Directions for this task:
Make an exact copy of the lines, leaving the pictures out.
# # # # # # #
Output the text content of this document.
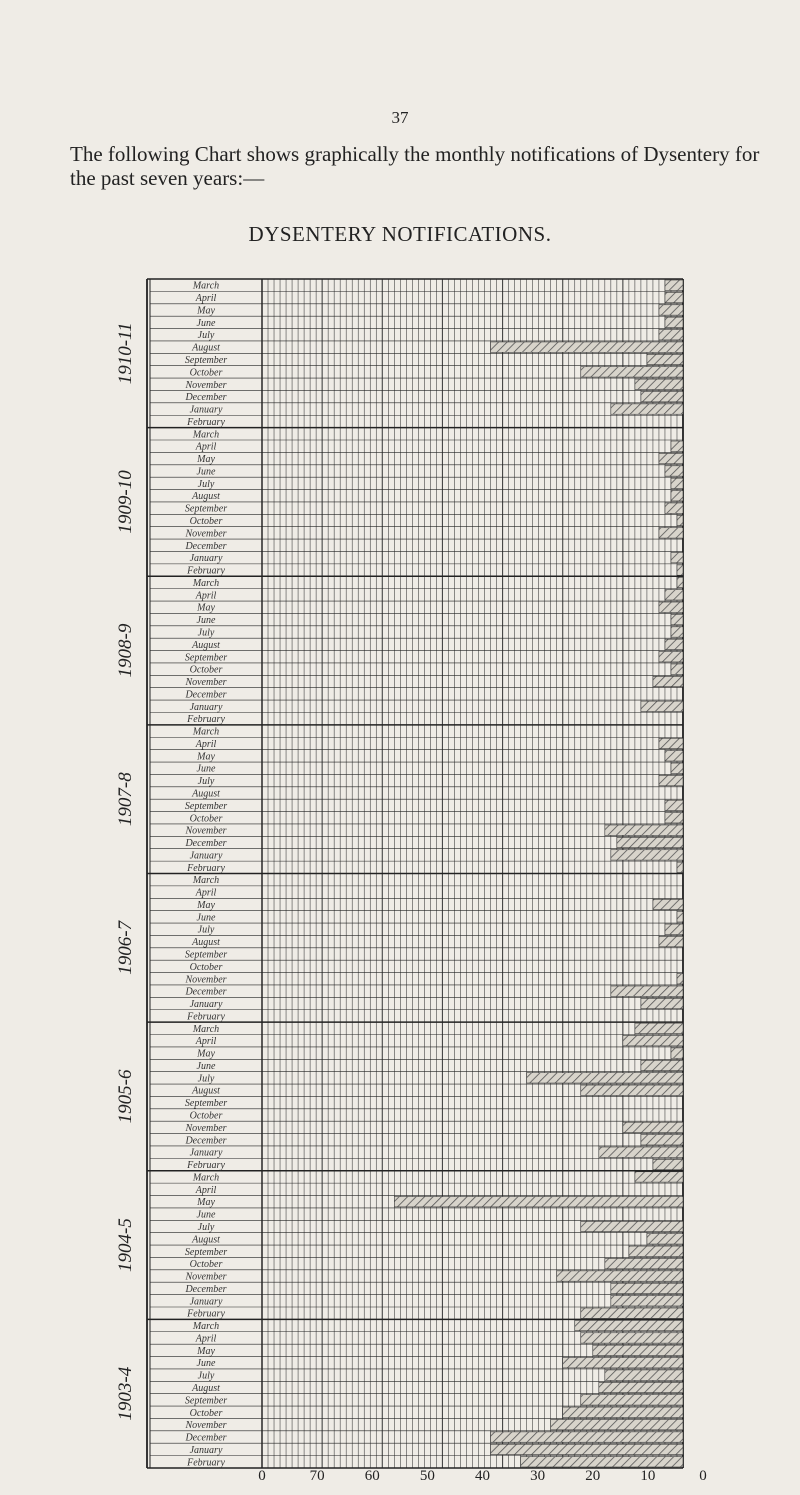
37
The following Chart shows graphically the monthly notifications of Dysentery for the past seven years:—
DYSENTERY NOTIFICATIONS.
1910-11
March
April
May
June
July
August
September
October
November
December
January
February
1909-10
March
April
May
June
July
August
September
October
November
December
January
February
1908-9
March
April
May
June
July
August
September
October
November
December
January
February
1907-8
March
April
May
June
July
August
September
October
November
December
January
February
1906-7
March
April
May
June
July
August
September
October
November
December
January
February
1905-6
March
April
May
June
July
August
September
October
November
December
January
February
1904-5
March
April
May
June
July
August
September
October
November
December
January
February
1903-4
March
April
May
June
July
August
September
October
November
December
January
February
0	70	60	50	40	30	20	10	0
# # # # # # #
Final result:
Output the text content of this document.
37
The following Chart shows graphically the monthly notifications of Dysentery for the past seven years:—
DYSENTERY NOTIFICATIONS.
1910-11
March
April
May
June
July
August
September
October
November
December
January
February
1909-10
March
April
May
June
July
August
September
October
November
December
January
February
1908-9
March
April
May
June
July
August
September
October
November
December
January
February
1907-8
March
April
May
June
July
August
September
October
November
December
January
February
1906-7
March
April
May
June
July
August
September
October
November
December
January
February
1905-6
March
April
May
June
July
August
September
October
November
December
January
February
1904-5
March
April
May
June
July
August
September
October
November
December
January
February
1903-4
March
April
May
June
July
August
September
October
November
December
January
February
0	70	60	50	40	30	20	10	0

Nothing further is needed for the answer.